◆ PROBLEM STATEMENT ◆
In the records below, find each line containing the word "voorvallen" and copy it.

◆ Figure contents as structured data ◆
————
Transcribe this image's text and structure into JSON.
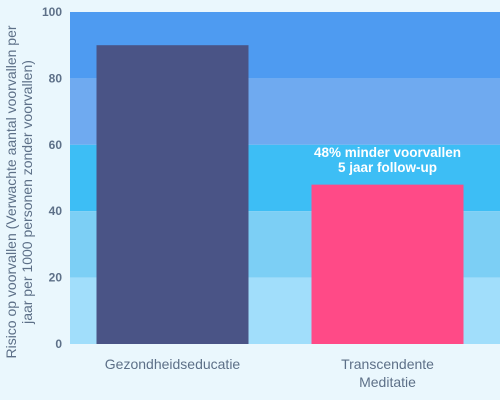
{
  "chart_data": {
    "type": "bar",
    "categories": [
      "Gezondheidseducatie",
      "Transcendente Meditatie"
    ],
    "category_lines": [
      [
        "Gezondheidseducatie"
      ],
      [
        "Transcendente",
        "Meditatie"
      ]
    ],
    "values": [
      90,
      48
    ],
    "bar_colors": [
      "#4a5486",
      "#ff4a87"
    ],
    "ylim": [
      0,
      100
    ],
    "yticks": [
      "0",
      "20",
      "40",
      "60",
      "80",
      "100"
    ],
    "ylabel_lines": [
      "Risico op voorvallen (Verwachte aantal voorvallen per",
      "jaar per 1000 personen zonder voorvallen)"
    ],
    "bands": [
      {
        "from": 80,
        "to": 100,
        "color": "#4e9bf1"
      },
      {
        "from": 60,
        "to": 80,
        "color": "#6faaf0"
      },
      {
        "from": 40,
        "to": 60,
        "color": "#3dbef5"
      },
      {
        "from": 20,
        "to": 40,
        "color": "#7ccff5"
      },
      {
        "from": 0,
        "to": 20,
        "color": "#a1defb"
      }
    ],
    "annotation": {
      "lines": [
        "48% minder voorvallen",
        "5 jaar follow-up"
      ],
      "series_index": 1
    },
    "grid": false,
    "legend": "none"
  }
}
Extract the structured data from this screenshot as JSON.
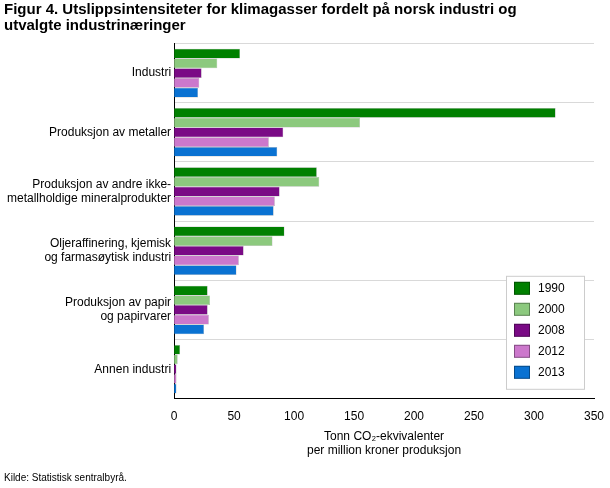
{
  "chart_data": {
    "type": "bar",
    "orientation": "horizontal",
    "title": [
      "Figur 4. Utslippsintensiteter for klimagasser fordelt på norsk industri og",
      "utvalgte industrinæringer"
    ],
    "x_label": [
      "Tonn CO₂-ekvivalenter",
      "per million kroner produksjon"
    ],
    "source": "Kilde: Statistisk sentralbyrå.",
    "categories": [
      "Industri",
      "Produksjon av metaller",
      "Produksjon av andre ikke-\nmetallholdige mineralprodukter",
      "Oljeraffinering, kjemisk\nog farmasøytisk industri",
      "Produksjon av papir\nog papirvarer",
      "Annen industri"
    ],
    "series": [
      {
        "name": "1990",
        "color": "#008000",
        "values": [
          55,
          318,
          119,
          92,
          28,
          5
        ]
      },
      {
        "name": "2000",
        "color": "#8cc97e",
        "values": [
          36,
          155,
          121,
          82,
          30,
          3
        ]
      },
      {
        "name": "2008",
        "color": "#7a0a85",
        "values": [
          23,
          91,
          88,
          58,
          28,
          2
        ]
      },
      {
        "name": "2012",
        "color": "#cc78cc",
        "values": [
          21,
          79,
          84,
          54,
          29,
          2
        ]
      },
      {
        "name": "2013",
        "color": "#0a72d2",
        "values": [
          20,
          86,
          83,
          52,
          25,
          2
        ]
      }
    ],
    "xlim": [
      0,
      350
    ],
    "xticks": [
      0,
      50,
      100,
      150,
      200,
      250,
      300,
      350
    ],
    "grid": true,
    "legend": "bottom-right"
  }
}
————
◆ TASK ANSWER ◆
      "Risico op voorvallen (Verwachte aantal voorvallen per",
      "jaar per 1000 personen zonder voorvallen)"
        "48% minder voorvallen",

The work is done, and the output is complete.